Challenge: All lines in which the word "JSON" occurs are to be extracted.

Records for processing:

____________

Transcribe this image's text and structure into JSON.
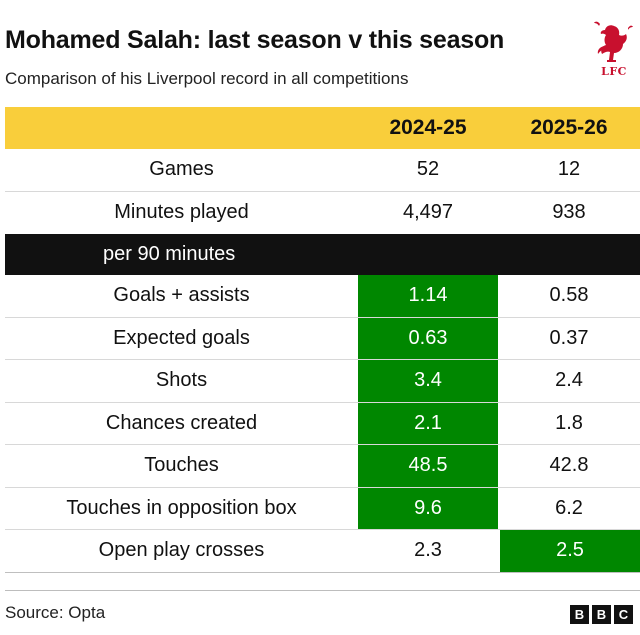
{
  "title": "Mohamed Salah: last season v this season",
  "subtitle": "Comparison of his Liverpool record in all competitions",
  "logo": {
    "icon": "liverbird-icon",
    "text": "LFC",
    "color": "#c8102e"
  },
  "columns": [
    "",
    "2024-25",
    "2025-26"
  ],
  "top_rows": [
    {
      "label": "Games",
      "a": "52",
      "b": "12"
    },
    {
      "label": "Minutes played",
      "a": "4,497",
      "b": "938"
    }
  ],
  "section_label": "per 90 minutes",
  "per90_rows": [
    {
      "label": "Goals + assists",
      "a": "1.14",
      "b": "0.58",
      "highlight": "a"
    },
    {
      "label": "Expected goals",
      "a": "0.63",
      "b": "0.37",
      "highlight": "a"
    },
    {
      "label": "Shots",
      "a": "3.4",
      "b": "2.4",
      "highlight": "a"
    },
    {
      "label": "Chances created",
      "a": "2.1",
      "b": "1.8",
      "highlight": "a"
    },
    {
      "label": "Touches",
      "a": "48.5",
      "b": "42.8",
      "highlight": "a"
    },
    {
      "label": "Touches in opposition box",
      "a": "9.6",
      "b": "6.2",
      "highlight": "a"
    },
    {
      "label": "Open play crosses",
      "a": "2.3",
      "b": "2.5",
      "highlight": "b"
    }
  ],
  "colors": {
    "header_bg": "#f9ce3b",
    "highlight": "#008700",
    "section_bg": "#111111"
  },
  "source": "Source: Opta",
  "brand": [
    "B",
    "B",
    "C"
  ]
}
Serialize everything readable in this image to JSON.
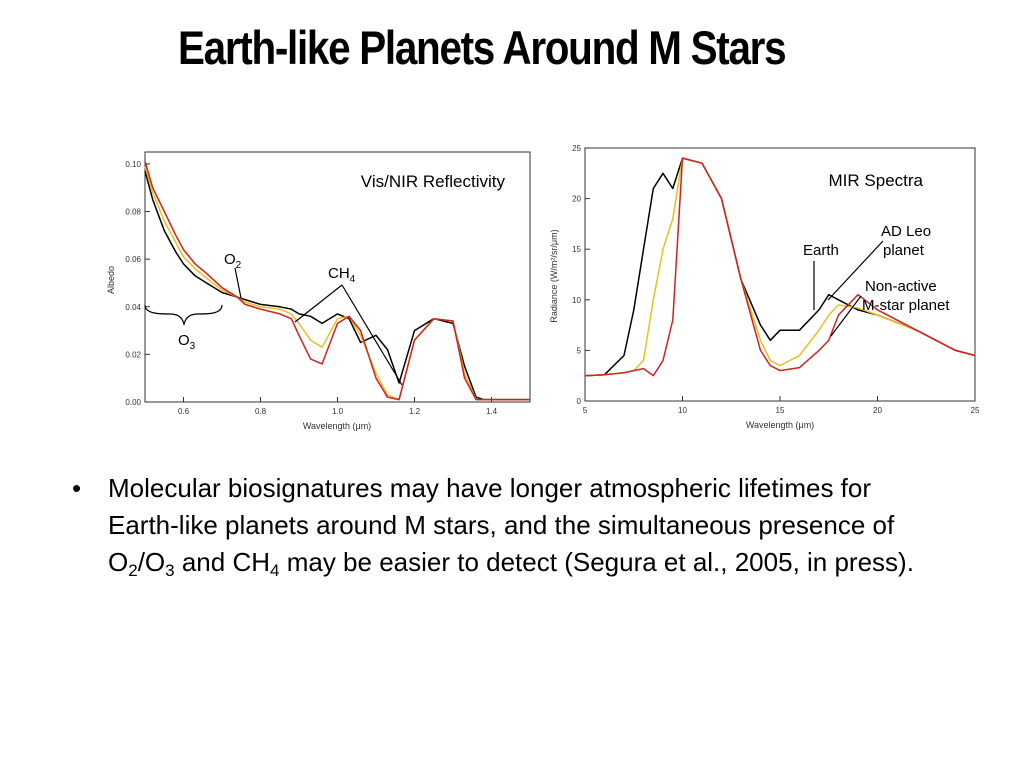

____________

The response:
Transcribe this image's text and structure into JSON.
Serialize everything readable in this image to JSON.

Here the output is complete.